Aim: Each line below either holds the string "html" or doesn't. Count those that do and give only the number.

Dataset records
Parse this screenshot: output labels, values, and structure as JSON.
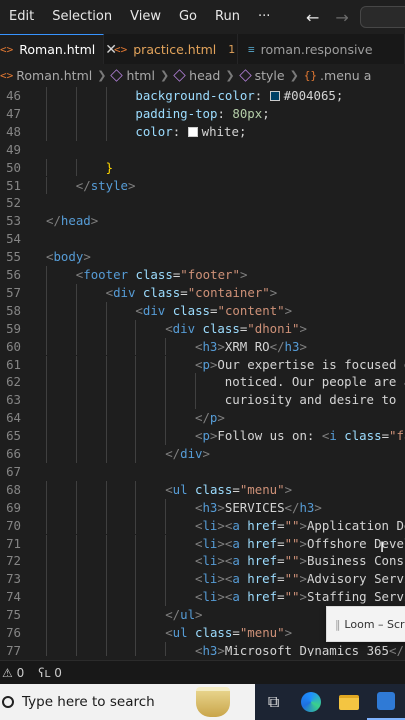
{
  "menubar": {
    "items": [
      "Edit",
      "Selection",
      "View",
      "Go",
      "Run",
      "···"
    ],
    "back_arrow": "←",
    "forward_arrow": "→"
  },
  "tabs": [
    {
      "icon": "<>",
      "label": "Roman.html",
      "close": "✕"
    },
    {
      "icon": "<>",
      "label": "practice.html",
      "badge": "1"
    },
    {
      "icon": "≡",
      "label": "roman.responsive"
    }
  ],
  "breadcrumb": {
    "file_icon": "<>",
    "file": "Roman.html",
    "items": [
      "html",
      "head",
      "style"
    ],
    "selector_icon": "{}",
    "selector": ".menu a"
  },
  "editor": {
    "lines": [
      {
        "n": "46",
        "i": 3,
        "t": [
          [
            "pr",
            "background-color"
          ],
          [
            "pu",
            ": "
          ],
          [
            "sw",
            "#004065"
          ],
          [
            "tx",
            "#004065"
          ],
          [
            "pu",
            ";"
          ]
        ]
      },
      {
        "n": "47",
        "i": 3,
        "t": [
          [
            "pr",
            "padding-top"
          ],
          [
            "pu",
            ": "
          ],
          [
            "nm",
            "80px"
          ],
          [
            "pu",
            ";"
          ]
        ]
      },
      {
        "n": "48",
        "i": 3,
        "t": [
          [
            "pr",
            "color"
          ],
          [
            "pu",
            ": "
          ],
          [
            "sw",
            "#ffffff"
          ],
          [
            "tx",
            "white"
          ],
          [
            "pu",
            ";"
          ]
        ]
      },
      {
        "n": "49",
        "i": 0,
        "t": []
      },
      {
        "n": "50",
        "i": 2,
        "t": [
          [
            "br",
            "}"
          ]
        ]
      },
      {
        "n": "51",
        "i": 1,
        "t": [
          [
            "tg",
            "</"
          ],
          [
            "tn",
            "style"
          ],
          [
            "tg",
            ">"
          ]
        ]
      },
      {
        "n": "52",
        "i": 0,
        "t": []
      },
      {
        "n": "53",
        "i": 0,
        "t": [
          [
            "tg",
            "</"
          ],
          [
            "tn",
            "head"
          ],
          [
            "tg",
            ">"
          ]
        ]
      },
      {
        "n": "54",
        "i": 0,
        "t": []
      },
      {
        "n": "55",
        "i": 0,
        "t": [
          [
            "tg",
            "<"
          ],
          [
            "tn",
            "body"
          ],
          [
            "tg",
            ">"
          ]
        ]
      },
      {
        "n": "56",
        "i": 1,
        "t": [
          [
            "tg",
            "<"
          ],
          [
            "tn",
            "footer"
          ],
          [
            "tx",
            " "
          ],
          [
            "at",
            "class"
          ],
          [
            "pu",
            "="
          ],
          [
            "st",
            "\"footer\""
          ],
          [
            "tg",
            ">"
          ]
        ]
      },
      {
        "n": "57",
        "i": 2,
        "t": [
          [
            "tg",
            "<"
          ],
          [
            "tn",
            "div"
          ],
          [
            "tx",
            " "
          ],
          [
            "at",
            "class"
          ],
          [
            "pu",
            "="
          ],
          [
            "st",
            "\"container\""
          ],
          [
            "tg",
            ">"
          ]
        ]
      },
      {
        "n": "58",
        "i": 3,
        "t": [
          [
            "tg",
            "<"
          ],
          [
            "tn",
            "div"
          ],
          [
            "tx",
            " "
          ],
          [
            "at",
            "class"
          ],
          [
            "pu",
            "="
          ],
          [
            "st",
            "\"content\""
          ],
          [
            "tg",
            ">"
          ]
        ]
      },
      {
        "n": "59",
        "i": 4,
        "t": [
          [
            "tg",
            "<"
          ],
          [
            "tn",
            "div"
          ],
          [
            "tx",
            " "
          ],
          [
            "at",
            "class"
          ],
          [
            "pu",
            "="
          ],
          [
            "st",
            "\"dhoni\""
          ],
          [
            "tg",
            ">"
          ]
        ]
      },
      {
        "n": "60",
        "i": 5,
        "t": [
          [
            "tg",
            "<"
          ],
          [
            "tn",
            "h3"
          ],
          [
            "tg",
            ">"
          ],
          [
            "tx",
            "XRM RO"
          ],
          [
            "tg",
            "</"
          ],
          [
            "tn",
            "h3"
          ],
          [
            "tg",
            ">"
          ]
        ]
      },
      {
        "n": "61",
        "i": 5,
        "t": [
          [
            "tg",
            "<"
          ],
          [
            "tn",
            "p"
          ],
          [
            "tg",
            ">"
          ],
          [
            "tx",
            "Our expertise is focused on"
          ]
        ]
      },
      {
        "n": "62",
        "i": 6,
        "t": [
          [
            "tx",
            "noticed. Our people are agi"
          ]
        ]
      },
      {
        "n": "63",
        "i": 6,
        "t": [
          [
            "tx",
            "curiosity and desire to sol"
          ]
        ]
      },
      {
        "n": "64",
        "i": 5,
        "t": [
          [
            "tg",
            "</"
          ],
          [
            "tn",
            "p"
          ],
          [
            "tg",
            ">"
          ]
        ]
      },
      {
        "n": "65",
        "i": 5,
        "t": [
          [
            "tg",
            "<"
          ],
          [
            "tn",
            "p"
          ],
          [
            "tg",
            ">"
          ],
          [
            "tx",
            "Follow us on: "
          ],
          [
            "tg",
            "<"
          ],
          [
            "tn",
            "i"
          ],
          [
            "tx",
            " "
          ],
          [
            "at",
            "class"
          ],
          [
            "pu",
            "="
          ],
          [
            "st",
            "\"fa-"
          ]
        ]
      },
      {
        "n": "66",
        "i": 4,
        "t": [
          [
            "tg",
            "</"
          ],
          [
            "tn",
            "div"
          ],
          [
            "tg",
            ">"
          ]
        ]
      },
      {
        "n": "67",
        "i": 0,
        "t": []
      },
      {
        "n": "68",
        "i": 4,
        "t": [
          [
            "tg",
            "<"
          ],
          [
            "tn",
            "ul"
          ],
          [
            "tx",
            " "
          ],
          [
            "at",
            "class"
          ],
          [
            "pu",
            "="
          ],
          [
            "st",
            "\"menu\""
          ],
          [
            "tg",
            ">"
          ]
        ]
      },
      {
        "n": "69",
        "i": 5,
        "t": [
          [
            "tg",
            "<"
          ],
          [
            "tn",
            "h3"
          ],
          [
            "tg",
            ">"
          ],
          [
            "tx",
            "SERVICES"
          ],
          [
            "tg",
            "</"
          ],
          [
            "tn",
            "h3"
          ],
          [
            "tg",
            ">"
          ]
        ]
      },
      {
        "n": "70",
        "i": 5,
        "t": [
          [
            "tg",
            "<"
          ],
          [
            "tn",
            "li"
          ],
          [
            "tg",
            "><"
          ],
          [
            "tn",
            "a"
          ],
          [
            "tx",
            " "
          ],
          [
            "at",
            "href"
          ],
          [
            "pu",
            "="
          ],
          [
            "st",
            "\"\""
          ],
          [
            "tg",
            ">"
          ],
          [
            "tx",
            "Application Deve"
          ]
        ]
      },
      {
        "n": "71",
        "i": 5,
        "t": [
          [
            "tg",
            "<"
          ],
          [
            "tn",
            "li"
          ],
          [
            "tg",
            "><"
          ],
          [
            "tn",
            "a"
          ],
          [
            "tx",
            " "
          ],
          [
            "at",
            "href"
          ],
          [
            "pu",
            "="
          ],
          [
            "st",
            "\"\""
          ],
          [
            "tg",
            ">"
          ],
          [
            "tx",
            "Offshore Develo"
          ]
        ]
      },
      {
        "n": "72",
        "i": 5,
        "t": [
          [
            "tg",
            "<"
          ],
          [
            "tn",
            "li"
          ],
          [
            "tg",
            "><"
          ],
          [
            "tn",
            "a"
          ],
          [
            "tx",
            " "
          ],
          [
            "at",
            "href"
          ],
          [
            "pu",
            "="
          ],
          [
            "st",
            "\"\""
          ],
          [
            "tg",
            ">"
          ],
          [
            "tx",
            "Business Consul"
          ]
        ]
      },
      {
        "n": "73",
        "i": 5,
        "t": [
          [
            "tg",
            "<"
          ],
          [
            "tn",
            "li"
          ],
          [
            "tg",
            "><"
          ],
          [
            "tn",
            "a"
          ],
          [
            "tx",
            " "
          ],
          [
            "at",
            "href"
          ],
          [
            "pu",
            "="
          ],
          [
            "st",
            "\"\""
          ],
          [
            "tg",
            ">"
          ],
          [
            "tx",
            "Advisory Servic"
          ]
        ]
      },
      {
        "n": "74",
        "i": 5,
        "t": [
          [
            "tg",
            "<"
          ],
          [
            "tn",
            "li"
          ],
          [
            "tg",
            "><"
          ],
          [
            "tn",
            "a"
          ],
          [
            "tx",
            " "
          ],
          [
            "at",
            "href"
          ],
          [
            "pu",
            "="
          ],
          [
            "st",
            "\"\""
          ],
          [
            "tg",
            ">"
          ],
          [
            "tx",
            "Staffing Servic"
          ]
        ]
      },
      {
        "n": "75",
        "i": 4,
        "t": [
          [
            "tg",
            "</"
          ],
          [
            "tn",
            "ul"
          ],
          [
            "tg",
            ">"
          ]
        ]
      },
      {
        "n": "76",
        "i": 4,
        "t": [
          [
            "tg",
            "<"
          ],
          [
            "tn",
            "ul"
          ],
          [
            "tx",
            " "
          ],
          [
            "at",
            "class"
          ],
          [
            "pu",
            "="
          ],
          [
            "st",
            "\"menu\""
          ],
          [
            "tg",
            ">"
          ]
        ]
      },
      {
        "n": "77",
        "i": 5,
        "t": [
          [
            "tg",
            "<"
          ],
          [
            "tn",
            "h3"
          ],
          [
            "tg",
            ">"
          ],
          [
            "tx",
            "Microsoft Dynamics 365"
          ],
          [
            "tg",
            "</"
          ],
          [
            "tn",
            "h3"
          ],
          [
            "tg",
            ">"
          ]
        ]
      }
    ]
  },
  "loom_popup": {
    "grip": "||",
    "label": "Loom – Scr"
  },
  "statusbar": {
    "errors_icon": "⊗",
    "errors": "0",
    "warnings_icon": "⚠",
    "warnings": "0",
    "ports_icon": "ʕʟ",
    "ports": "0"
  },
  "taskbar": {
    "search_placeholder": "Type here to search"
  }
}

Answer: 4